(Items from a data source)
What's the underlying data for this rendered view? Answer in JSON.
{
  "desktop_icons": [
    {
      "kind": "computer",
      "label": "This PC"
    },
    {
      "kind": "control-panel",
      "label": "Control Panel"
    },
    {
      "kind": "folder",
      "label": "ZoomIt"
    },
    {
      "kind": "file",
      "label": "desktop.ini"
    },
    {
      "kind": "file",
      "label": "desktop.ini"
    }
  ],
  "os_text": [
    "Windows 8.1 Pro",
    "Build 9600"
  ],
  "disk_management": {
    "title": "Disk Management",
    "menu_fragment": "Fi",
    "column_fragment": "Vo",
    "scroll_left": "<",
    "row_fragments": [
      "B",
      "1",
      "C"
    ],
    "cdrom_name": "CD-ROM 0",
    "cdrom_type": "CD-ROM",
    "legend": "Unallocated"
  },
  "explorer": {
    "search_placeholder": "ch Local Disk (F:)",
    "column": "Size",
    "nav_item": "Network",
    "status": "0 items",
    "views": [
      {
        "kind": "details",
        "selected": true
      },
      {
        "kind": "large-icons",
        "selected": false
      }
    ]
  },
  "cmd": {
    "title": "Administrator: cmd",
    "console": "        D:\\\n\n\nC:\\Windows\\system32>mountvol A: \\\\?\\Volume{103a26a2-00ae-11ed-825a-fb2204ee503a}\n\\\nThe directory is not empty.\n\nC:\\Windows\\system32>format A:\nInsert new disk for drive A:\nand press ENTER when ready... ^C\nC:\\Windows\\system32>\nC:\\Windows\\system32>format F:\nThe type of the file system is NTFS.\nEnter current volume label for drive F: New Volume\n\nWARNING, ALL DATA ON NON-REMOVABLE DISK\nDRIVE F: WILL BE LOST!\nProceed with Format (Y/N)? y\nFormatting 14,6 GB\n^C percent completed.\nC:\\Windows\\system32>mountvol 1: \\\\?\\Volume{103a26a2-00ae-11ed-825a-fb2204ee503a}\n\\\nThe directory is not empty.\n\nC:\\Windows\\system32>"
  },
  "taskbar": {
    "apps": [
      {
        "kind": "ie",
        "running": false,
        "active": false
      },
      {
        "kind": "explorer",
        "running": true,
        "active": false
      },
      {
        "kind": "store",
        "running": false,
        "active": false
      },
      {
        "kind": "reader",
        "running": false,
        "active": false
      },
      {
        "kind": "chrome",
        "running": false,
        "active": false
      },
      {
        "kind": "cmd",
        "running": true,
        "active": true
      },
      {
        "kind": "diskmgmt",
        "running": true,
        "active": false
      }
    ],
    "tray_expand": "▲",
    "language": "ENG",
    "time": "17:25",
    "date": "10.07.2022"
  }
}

**CHALLENGE**
Retype the data in full and match it exactly.

**TASK SOLUTION**
What's the underlying data for this rendered view? Answer in JSON.
{
  "desktop_icons": [
    {
      "kind": "computer",
      "label": "This PC"
    },
    {
      "kind": "control-panel",
      "label": "Control Panel"
    },
    {
      "kind": "folder",
      "label": "ZoomIt"
    },
    {
      "kind": "file",
      "label": "desktop.ini"
    },
    {
      "kind": "file",
      "label": "desktop.ini"
    }
  ],
  "os_text": [
    "Windows 8.1 Pro",
    "Build 9600"
  ],
  "disk_management": {
    "title": "Disk Management",
    "menu_fragment": "Fi",
    "column_fragment": "Vo",
    "scroll_left": "<",
    "row_fragments": [
      "B",
      "1",
      "C"
    ],
    "cdrom_name": "CD-ROM 0",
    "cdrom_type": "CD-ROM",
    "legend": "Unallocated"
  },
  "explorer": {
    "search_placeholder": "ch Local Disk (F:)",
    "column": "Size",
    "nav_item": "Network",
    "status": "0 items",
    "views": [
      {
        "kind": "details",
        "selected": true
      },
      {
        "kind": "large-icons",
        "selected": false
      }
    ]
  },
  "cmd": {
    "title": "Administrator: cmd",
    "console": "        D:\\\n\n\nC:\\Windows\\system32>mountvol A: \\\\?\\Volume{103a26a2-00ae-11ed-825a-fb2204ee503a}\n\\\nThe directory is not empty.\n\nC:\\Windows\\system32>format A:\nInsert new disk for drive A:\nand press ENTER when ready... ^C\nC:\\Windows\\system32>\nC:\\Windows\\system32>format F:\nThe type of the file system is NTFS.\nEnter current volume label for drive F: New Volume\n\nWARNING, ALL DATA ON NON-REMOVABLE DISK\nDRIVE F: WILL BE LOST!\nProceed with Format (Y/N)? y\nFormatting 14,6 GB\n^C percent completed.\nC:\\Windows\\system32>mountvol 1: \\\\?\\Volume{103a26a2-00ae-11ed-825a-fb2204ee503a}\n\\\nThe directory is not empty.\n\nC:\\Windows\\system32>"
  },
  "taskbar": {
    "apps": [
      {
        "kind": "ie",
        "running": false,
        "active": false
      },
      {
        "kind": "explorer",
        "running": true,
        "active": false
      },
      {
        "kind": "store",
        "running": false,
        "active": false
      },
      {
        "kind": "reader",
        "running": false,
        "active": false
      },
      {
        "kind": "chrome",
        "running": false,
        "active": false
      },
      {
        "kind": "cmd",
        "running": true,
        "active": true
      },
      {
        "kind": "diskmgmt",
        "running": true,
        "active": false
      }
    ],
    "tray_expand": "▲",
    "language": "ENG",
    "time": "17:25",
    "date": "10.07.2022"
  }
}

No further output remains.